* Start LISTING *
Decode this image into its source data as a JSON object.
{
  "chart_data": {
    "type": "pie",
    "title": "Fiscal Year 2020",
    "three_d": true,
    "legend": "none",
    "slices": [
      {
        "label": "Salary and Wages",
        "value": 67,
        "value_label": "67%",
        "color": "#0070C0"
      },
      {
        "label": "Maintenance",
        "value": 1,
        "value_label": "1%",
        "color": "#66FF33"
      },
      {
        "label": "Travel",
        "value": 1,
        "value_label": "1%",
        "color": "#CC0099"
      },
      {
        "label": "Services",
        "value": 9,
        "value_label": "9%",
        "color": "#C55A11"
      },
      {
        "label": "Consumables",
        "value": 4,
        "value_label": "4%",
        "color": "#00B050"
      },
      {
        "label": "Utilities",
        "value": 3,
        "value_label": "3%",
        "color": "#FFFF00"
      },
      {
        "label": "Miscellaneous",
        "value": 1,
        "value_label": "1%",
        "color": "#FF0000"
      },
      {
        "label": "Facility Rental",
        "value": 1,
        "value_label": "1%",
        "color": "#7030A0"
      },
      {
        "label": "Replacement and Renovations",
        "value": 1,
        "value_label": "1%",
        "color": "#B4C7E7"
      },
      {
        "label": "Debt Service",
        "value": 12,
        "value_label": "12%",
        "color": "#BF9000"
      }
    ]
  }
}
* End LISTING *
▸ **DO THIS**
Give back the whole listing exactly as it reads.

▸ **RESPONSE TO THIS TASK**
Decode this image into its source data as a JSON object.
{
  "chart_data": {
    "type": "pie",
    "title": "Fiscal Year 2020",
    "three_d": true,
    "legend": "none",
    "slices": [
      {
        "label": "Salary and Wages",
        "value": 67,
        "value_label": "67%",
        "color": "#0070C0"
      },
      {
        "label": "Maintenance",
        "value": 1,
        "value_label": "1%",
        "color": "#66FF33"
      },
      {
        "label": "Travel",
        "value": 1,
        "value_label": "1%",
        "color": "#CC0099"
      },
      {
        "label": "Services",
        "value": 9,
        "value_label": "9%",
        "color": "#C55A11"
      },
      {
        "label": "Consumables",
        "value": 4,
        "value_label": "4%",
        "color": "#00B050"
      },
      {
        "label": "Utilities",
        "value": 3,
        "value_label": "3%",
        "color": "#FFFF00"
      },
      {
        "label": "Miscellaneous",
        "value": 1,
        "value_label": "1%",
        "color": "#FF0000"
      },
      {
        "label": "Facility Rental",
        "value": 1,
        "value_label": "1%",
        "color": "#7030A0"
      },
      {
        "label": "Replacement and Renovations",
        "value": 1,
        "value_label": "1%",
        "color": "#B4C7E7"
      },
      {
        "label": "Debt Service",
        "value": 12,
        "value_label": "12%",
        "color": "#BF9000"
      }
    ]
  }
}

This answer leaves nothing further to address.